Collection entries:
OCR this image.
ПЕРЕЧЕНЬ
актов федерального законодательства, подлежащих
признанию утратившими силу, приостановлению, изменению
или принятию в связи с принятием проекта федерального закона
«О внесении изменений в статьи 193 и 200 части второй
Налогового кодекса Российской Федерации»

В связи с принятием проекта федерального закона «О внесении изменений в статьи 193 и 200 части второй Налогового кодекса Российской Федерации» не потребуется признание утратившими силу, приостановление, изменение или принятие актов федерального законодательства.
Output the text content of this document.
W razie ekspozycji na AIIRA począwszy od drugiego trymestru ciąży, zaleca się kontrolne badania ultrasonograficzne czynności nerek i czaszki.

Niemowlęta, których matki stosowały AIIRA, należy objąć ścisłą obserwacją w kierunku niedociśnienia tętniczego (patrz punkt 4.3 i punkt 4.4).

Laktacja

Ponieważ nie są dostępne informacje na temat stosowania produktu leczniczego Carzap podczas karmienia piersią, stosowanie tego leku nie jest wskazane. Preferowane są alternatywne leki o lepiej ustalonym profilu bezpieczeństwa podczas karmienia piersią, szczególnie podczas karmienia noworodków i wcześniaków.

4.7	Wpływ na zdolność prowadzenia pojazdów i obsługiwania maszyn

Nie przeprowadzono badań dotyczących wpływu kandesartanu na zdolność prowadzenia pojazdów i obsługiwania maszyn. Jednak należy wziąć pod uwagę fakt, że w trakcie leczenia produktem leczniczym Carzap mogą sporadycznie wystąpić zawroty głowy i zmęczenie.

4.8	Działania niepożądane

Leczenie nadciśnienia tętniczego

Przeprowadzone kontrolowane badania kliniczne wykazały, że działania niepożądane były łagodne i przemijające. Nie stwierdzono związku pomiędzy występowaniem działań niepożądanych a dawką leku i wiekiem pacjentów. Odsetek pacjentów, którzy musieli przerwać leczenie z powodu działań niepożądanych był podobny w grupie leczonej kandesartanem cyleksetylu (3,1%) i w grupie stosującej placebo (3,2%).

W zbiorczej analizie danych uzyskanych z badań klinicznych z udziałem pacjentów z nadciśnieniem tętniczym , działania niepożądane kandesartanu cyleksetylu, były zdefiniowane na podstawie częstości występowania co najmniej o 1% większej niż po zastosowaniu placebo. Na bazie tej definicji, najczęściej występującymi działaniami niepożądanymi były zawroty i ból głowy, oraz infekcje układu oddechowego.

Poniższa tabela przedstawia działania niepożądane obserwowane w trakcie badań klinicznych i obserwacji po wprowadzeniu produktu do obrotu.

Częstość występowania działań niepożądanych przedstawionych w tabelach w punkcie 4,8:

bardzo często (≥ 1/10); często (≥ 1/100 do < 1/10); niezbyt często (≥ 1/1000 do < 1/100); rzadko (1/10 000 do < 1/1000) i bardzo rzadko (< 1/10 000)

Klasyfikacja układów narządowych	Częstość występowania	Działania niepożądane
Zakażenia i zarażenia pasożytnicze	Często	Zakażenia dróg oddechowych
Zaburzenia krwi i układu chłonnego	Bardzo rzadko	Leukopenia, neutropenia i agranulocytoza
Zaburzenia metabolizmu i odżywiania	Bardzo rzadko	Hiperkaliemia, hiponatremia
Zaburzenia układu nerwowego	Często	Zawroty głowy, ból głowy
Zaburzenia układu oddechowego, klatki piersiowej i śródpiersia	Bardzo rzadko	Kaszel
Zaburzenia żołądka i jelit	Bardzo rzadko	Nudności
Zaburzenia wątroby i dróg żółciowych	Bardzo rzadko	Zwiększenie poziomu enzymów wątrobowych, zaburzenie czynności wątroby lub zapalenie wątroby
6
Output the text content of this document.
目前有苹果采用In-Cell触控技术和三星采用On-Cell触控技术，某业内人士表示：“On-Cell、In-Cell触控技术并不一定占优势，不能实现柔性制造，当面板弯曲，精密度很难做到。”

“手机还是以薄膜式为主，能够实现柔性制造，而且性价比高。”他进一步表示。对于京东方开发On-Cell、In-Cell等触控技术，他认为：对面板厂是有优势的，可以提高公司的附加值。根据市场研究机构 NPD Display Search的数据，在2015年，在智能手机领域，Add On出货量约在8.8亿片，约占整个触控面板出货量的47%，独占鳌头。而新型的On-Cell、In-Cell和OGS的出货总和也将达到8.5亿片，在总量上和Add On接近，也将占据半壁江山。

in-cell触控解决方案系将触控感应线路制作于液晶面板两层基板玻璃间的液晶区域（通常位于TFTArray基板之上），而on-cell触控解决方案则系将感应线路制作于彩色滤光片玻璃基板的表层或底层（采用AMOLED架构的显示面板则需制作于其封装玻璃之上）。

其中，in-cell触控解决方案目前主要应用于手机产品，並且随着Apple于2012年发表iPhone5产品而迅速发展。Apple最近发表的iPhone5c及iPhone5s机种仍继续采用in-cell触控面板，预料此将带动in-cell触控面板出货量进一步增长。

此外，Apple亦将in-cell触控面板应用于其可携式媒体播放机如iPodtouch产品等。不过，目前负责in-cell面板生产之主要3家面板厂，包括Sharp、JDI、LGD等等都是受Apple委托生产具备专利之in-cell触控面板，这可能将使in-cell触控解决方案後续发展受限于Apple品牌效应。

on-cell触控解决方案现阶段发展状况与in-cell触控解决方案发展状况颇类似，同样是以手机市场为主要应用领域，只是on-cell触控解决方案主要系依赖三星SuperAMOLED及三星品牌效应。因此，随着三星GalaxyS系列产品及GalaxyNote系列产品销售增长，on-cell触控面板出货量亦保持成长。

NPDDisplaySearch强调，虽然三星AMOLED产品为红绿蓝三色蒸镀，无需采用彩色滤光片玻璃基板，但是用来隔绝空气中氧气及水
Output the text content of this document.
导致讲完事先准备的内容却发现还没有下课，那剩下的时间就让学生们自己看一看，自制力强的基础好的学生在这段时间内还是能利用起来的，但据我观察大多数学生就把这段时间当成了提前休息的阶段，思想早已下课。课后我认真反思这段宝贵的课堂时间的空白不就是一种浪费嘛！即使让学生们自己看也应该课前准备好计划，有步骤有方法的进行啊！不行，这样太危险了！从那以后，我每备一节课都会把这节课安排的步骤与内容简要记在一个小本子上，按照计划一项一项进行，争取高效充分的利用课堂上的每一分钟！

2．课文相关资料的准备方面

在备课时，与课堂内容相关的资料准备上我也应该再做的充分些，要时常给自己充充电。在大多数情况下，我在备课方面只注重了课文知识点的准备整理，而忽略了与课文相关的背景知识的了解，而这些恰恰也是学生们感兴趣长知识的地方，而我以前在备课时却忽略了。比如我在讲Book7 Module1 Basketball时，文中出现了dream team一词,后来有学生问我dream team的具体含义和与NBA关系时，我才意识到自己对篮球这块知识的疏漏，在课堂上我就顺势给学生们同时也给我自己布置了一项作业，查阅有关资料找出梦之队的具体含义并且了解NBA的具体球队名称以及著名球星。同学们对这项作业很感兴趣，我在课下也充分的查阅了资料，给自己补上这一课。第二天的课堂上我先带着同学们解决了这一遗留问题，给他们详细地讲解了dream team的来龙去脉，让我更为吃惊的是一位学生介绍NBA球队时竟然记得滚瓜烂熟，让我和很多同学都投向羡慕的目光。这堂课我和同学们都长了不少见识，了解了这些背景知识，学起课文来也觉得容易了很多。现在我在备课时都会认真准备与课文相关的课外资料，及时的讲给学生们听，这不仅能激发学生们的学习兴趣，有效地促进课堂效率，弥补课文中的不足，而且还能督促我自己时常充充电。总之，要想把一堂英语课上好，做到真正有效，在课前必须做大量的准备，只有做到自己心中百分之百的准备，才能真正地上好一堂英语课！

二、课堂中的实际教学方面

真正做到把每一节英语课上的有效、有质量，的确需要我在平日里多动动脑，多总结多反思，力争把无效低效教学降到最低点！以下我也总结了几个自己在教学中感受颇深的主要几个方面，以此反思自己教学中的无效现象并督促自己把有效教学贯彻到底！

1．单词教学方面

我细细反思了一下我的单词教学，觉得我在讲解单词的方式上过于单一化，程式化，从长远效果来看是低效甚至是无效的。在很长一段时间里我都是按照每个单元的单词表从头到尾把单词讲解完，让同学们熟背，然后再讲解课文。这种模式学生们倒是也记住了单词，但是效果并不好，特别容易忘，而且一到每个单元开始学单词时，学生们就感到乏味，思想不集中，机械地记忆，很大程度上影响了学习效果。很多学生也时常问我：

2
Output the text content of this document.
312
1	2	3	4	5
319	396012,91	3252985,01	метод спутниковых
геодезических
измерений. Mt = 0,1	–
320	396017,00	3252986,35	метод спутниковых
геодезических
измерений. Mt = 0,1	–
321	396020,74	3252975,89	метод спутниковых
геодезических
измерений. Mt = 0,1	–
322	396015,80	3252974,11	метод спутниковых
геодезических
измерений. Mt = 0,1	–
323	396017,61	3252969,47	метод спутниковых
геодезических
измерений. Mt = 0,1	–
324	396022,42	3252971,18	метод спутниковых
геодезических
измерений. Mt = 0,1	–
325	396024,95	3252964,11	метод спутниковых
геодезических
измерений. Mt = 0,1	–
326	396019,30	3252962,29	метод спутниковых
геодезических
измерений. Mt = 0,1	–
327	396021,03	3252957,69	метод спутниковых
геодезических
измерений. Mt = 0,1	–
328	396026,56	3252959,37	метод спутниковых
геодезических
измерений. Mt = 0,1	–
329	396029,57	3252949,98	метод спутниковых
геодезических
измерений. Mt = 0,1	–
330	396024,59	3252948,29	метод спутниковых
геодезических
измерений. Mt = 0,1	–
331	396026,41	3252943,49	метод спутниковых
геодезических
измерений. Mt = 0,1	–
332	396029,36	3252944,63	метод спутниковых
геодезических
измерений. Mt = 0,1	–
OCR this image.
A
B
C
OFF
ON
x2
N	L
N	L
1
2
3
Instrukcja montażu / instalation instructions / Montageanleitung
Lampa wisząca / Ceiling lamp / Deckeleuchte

■ **PROBLEM DESCRIPTION**: Copy out each line of the material that holds the word "prowadzenia".

■ **SOLUTION TO THE EXERCISE**:
4.7	Wpływ na zdolność prowadzenia pojazdów i obsługiwania maszyn
Nie przeprowadzono badań dotyczących wpływu kandesartanu na zdolność prowadzenia pojazdów i obsługiwania maszyn. Jednak należy wziąć pod uwagę fakt, że w trakcie leczenia produktem leczniczym Carzap mogą sporadycznie wystąpić zawroty głowy i zmęczenie.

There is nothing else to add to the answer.